REQUIREMENT:
All the data below goes into the copy word for word, but the pictures don't.

--- Start ---

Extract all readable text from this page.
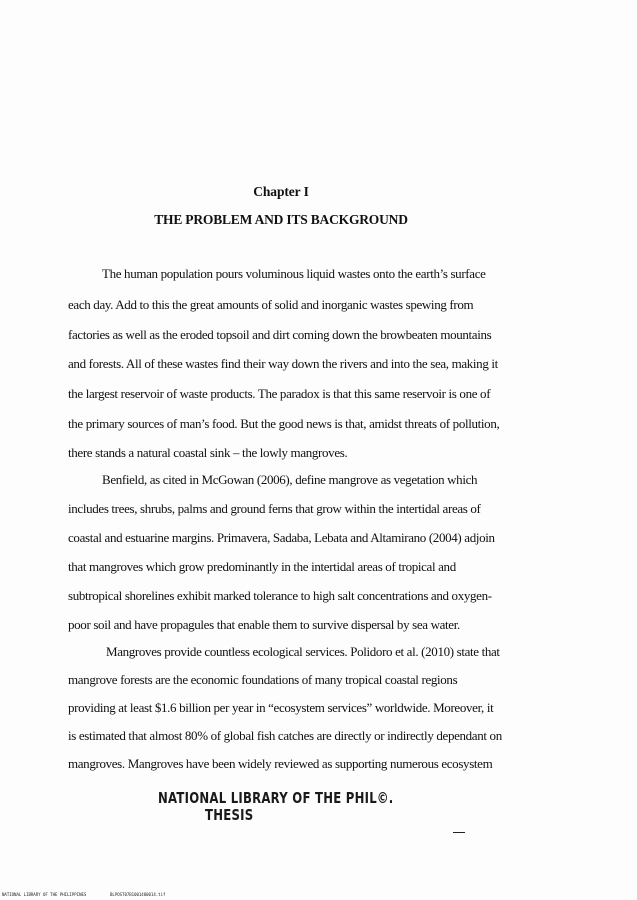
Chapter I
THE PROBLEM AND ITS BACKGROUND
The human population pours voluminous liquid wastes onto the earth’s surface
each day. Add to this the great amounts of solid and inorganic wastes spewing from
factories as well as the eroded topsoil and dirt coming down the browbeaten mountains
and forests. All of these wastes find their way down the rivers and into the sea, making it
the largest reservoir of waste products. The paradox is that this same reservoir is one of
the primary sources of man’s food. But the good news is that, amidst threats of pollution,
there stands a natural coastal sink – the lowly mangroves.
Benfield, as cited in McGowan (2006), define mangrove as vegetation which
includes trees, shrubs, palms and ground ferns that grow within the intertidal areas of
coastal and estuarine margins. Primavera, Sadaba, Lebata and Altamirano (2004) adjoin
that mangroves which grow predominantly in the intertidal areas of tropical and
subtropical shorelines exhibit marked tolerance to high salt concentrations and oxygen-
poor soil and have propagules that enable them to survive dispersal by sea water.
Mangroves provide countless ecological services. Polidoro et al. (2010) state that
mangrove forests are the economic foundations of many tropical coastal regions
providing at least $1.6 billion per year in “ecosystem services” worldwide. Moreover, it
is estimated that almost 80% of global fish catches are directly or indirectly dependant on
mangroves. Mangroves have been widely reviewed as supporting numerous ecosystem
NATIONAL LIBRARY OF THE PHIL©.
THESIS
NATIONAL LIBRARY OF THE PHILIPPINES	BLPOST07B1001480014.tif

--- End ---

EXERCISE ANSWER:
Extract all readable text from this page.
Chapter I
THE PROBLEM AND ITS BACKGROUND
The human population pours voluminous liquid wastes onto the earth’s surface
each day. Add to this the great amounts of solid and inorganic wastes spewing from
factories as well as the eroded topsoil and dirt coming down the browbeaten mountains
and forests. All of these wastes find their way down the rivers and into the sea, making it
the largest reservoir of waste products. The paradox is that this same reservoir is one of
the primary sources of man’s food. But the good news is that, amidst threats of pollution,
there stands a natural coastal sink – the lowly mangroves.
Benfield, as cited in McGowan (2006), define mangrove as vegetation which
includes trees, shrubs, palms and ground ferns that grow within the intertidal areas of
coastal and estuarine margins. Primavera, Sadaba, Lebata and Altamirano (2004) adjoin
that mangroves which grow predominantly in the intertidal areas of tropical and
subtropical shorelines exhibit marked tolerance to high salt concentrations and oxygen-
poor soil and have propagules that enable them to survive dispersal by sea water.
Mangroves provide countless ecological services. Polidoro et al. (2010) state that
mangrove forests are the economic foundations of many tropical coastal regions
providing at least $1.6 billion per year in “ecosystem services” worldwide. Moreover, it
is estimated that almost 80% of global fish catches are directly or indirectly dependant on
mangroves. Mangroves have been widely reviewed as supporting numerous ecosystem
NATIONAL LIBRARY OF THE PHIL©.
THESIS
NATIONAL LIBRARY OF THE PHILIPPINES	BLPOST07B1001480014.tif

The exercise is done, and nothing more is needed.